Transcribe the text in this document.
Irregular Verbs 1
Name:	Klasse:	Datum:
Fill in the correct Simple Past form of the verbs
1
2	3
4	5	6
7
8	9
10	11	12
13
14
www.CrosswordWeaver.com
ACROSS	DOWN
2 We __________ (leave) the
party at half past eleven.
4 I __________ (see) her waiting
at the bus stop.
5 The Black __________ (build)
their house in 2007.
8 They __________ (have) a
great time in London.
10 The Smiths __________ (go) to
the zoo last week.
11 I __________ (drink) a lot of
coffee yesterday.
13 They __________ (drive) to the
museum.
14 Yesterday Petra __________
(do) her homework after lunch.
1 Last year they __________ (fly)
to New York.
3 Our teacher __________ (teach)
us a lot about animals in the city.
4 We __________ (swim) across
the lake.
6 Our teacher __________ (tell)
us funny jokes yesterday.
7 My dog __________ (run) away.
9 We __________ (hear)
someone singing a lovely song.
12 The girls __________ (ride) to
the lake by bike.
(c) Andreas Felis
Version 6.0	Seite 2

EXERCISE REQUIREMENTS: Reproduce the entire listing word for word.

WRITTEN SOLUTION:
Transcribe the text in this document.
Irregular Verbs 1
Name:	Klasse:	Datum:
Fill in the correct Simple Past form of the verbs
1
2	3
4	5	6
7
8	9
10	11	12
13
14
www.CrosswordWeaver.com
ACROSS	DOWN
2 We __________ (leave) the
party at half past eleven.
4 I __________ (see) her waiting
at the bus stop.
5 The Black __________ (build)
their house in 2007.
8 They __________ (have) a
great time in London.
10 The Smiths __________ (go) to
the zoo last week.
11 I __________ (drink) a lot of
coffee yesterday.
13 They __________ (drive) to the
museum.
14 Yesterday Petra __________
(do) her homework after lunch.
1 Last year they __________ (fly)
to New York.
3 Our teacher __________ (teach)
us a lot about animals in the city.
4 We __________ (swim) across
the lake.
6 Our teacher __________ (tell)
us funny jokes yesterday.
7 My dog __________ (run) away.
9 We __________ (hear)
someone singing a lovely song.
12 The girls __________ (ride) to
the lake by bike.
(c) Andreas Felis
Version 6.0	Seite 2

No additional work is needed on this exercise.